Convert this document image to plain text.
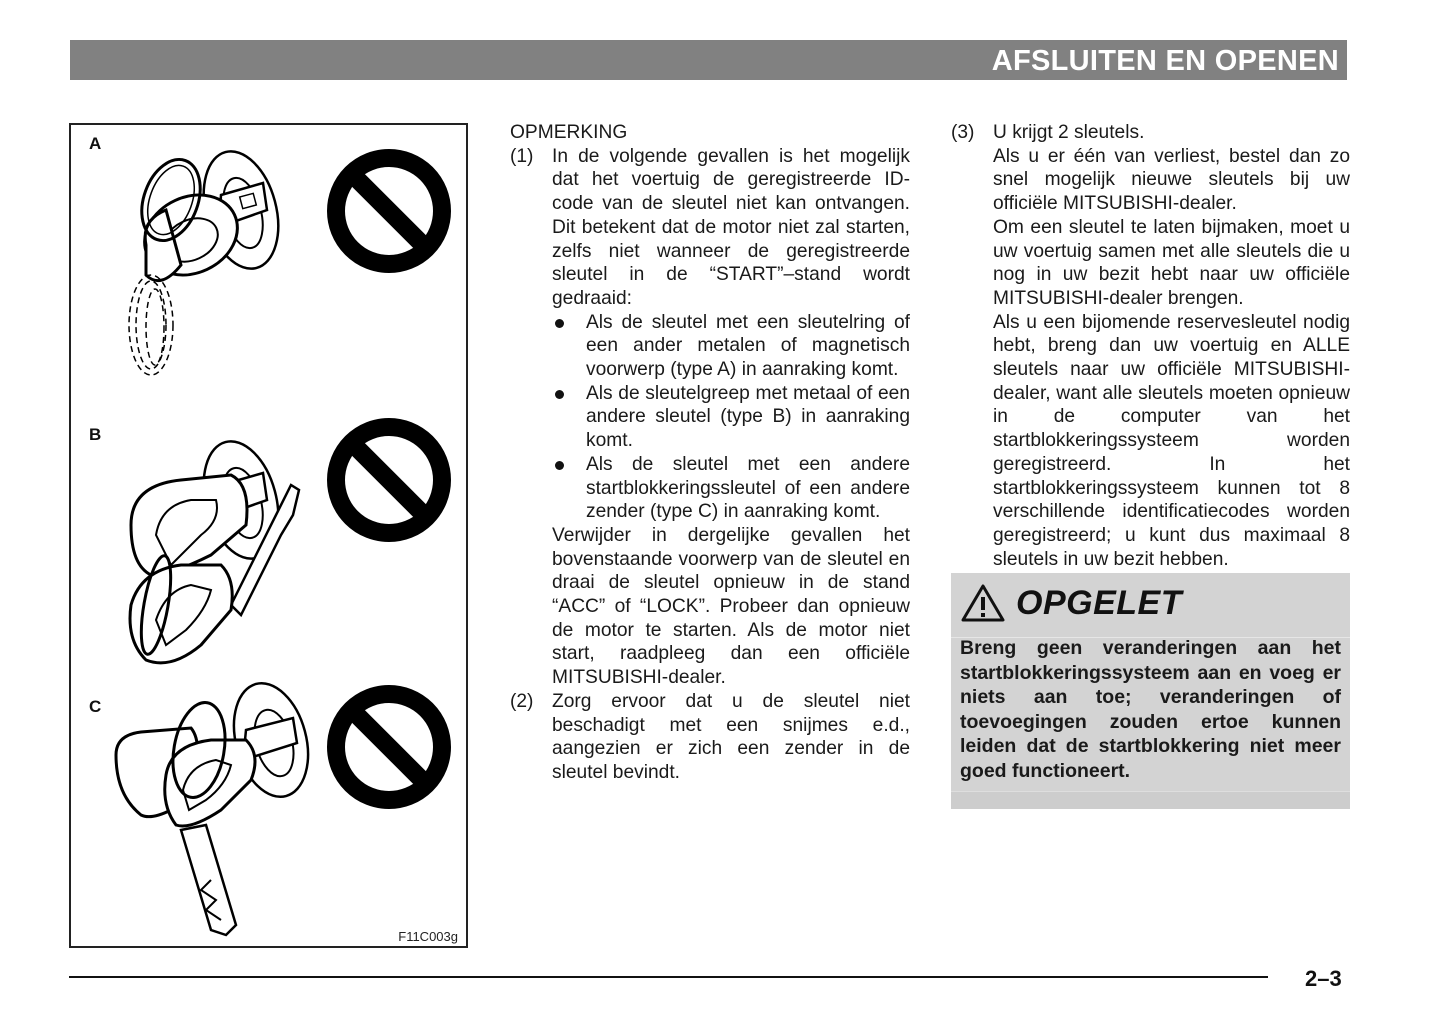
AFSLUITEN EN OPENEN
A
B
C
F11C003g
OPMERKING
(1) In de volgende gevallen is het mogelijk dat het voertuig de geregistreerde ID-code van de sleutel niet kan ontvangen. Dit betekent dat de motor niet zal starten, zelfs niet wanneer de geregistreerde sleutel in de “START”–stand wordt gedraaid:

Als de sleutel met een sleutelring of een ander metalen of magnetisch voorwerp (type A) in aanraking komt.

Als de sleutelgreep met metaal of een andere sleutel (type B) in aanraking komt.

Als de sleutel met een andere startblokkeringssleutel of een andere zender (type C) in aanraking komt.

Verwijder in dergelijke gevallen het bovenstaande voorwerp van de sleutel en draai de sleutel opnieuw in de stand “ACC” of “LOCK”. Probeer dan opnieuw de motor te starten. Als de motor niet start, raadpleeg dan een officiële MITSUBISHI-dealer.

(2) Zorg ervoor dat u de sleutel niet beschadigt met een snijmes e.d., aangezien er zich een zender in de sleutel bevindt.

(3) U krijgt 2 sleutels.

Als u er één van verliest, bestel dan zo snel mogelijk nieuwe sleutels bij uw officiële MITSUBISHI-dealer.

Om een sleutel te laten bijmaken, moet u uw voertuig samen met alle sleutels die u nog in uw bezit hebt naar uw officiële MITSUBISHI-dealer brengen.

Als u een bijomende reservesleutel nodig hebt, breng dan uw voertuig en ALLE sleutels naar uw officiële MITSUBISHI-dealer, want alle sleutels moeten opnieuw in de computer van het startblokkeringssysteem worden geregistreerd. In het startblokkeringssysteem kunnen tot 8 verschillende identificatiecodes worden geregistreerd; u kunt dus maximaal 8 sleutels in uw bezit hebben.

OPGELET
Breng geen veranderingen aan het startblokkeringssysteem aan en voeg er niets aan toe; veranderingen of toevoegingen zouden ertoe kunnen leiden dat de startblokkering niet meer goed functioneert.
2–3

□ □ □

WHAT IS REQUIRED: Give only the number of lines in the material above where the string "stand" appears.

WRITTEN ANSWER: 2